What the task requires: Read the records and gather each line that includes "Flexural".
# Data lines start
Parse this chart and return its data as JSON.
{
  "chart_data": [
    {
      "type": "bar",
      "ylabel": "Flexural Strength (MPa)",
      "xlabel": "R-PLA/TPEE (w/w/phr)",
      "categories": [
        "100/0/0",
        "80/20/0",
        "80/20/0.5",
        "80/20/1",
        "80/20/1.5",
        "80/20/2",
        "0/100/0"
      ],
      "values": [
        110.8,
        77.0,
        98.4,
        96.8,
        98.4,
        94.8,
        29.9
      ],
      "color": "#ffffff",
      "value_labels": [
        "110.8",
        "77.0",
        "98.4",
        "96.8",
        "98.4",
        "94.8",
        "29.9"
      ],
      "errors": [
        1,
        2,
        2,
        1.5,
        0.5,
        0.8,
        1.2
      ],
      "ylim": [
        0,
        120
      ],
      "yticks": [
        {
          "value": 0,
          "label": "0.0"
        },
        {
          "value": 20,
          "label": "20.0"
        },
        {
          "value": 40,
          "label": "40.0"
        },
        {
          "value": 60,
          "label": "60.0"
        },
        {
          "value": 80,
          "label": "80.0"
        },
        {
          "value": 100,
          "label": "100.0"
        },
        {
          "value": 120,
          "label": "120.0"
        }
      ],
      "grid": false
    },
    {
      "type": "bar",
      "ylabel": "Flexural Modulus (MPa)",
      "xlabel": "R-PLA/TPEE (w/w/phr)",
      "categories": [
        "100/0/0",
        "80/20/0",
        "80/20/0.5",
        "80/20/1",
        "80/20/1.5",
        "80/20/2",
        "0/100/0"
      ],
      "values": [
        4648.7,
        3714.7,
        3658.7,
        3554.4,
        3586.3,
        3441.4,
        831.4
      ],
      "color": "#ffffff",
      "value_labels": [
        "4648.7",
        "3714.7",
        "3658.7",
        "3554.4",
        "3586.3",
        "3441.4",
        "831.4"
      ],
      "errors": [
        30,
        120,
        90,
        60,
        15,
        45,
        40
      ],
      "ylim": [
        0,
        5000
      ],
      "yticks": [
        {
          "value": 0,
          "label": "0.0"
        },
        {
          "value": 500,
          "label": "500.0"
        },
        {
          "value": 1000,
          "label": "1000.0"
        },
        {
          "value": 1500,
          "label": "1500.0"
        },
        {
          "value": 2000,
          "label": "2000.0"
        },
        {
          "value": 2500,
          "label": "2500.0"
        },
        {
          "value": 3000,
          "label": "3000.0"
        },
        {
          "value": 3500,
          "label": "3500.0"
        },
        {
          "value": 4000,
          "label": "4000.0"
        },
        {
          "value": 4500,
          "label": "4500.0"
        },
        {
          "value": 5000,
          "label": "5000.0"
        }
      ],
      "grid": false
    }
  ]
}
# Data lines end
# Data lines start
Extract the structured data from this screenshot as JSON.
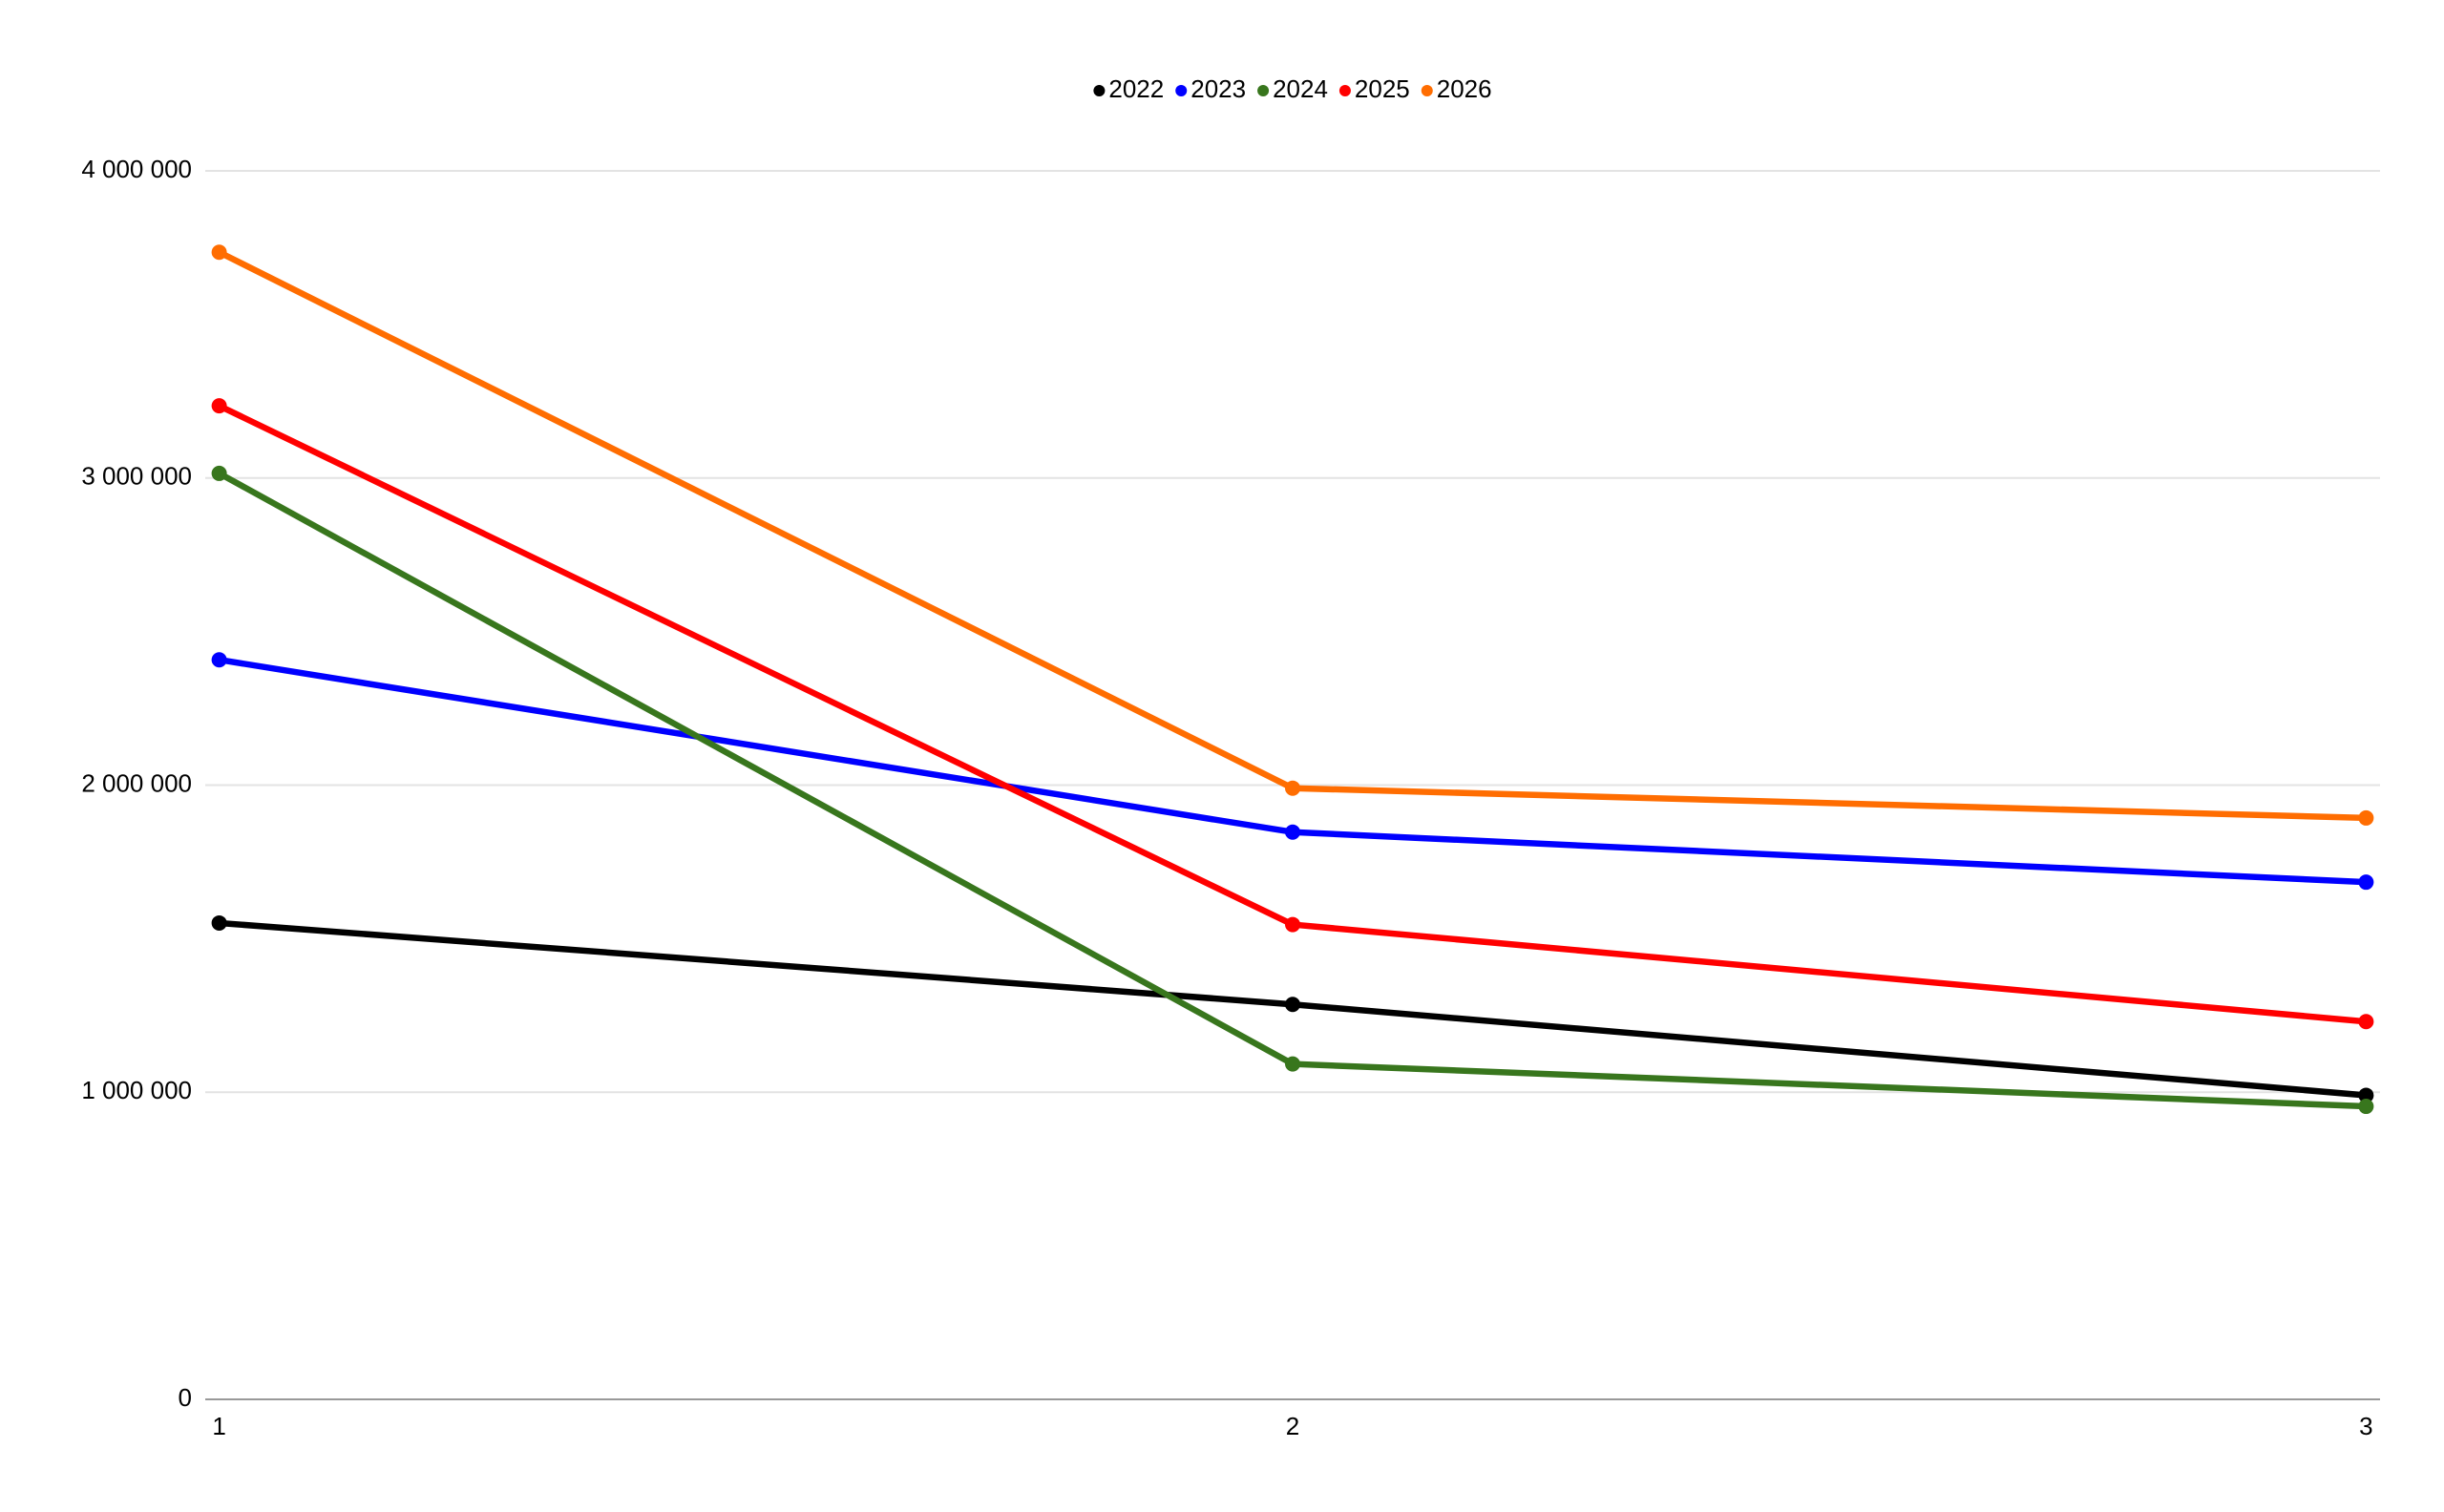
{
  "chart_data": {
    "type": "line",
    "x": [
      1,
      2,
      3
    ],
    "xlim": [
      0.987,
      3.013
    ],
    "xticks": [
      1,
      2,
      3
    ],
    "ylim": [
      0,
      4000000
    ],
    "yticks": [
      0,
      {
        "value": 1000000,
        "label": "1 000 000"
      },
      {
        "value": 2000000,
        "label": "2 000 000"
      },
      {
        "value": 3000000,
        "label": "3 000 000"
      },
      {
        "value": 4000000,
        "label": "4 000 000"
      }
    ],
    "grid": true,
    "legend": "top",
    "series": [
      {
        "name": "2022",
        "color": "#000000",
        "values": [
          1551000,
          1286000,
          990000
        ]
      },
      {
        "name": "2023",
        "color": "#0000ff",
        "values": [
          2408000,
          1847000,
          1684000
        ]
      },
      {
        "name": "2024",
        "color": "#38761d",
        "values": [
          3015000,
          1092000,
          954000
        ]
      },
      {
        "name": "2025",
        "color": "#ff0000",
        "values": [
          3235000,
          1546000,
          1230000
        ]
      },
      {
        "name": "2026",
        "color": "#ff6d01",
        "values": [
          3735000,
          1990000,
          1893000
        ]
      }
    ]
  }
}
# Data lines end
The response:
      "ylabel": "Flexural Strength (MPa)",
      "ylabel": "Flexural Modulus (MPa)",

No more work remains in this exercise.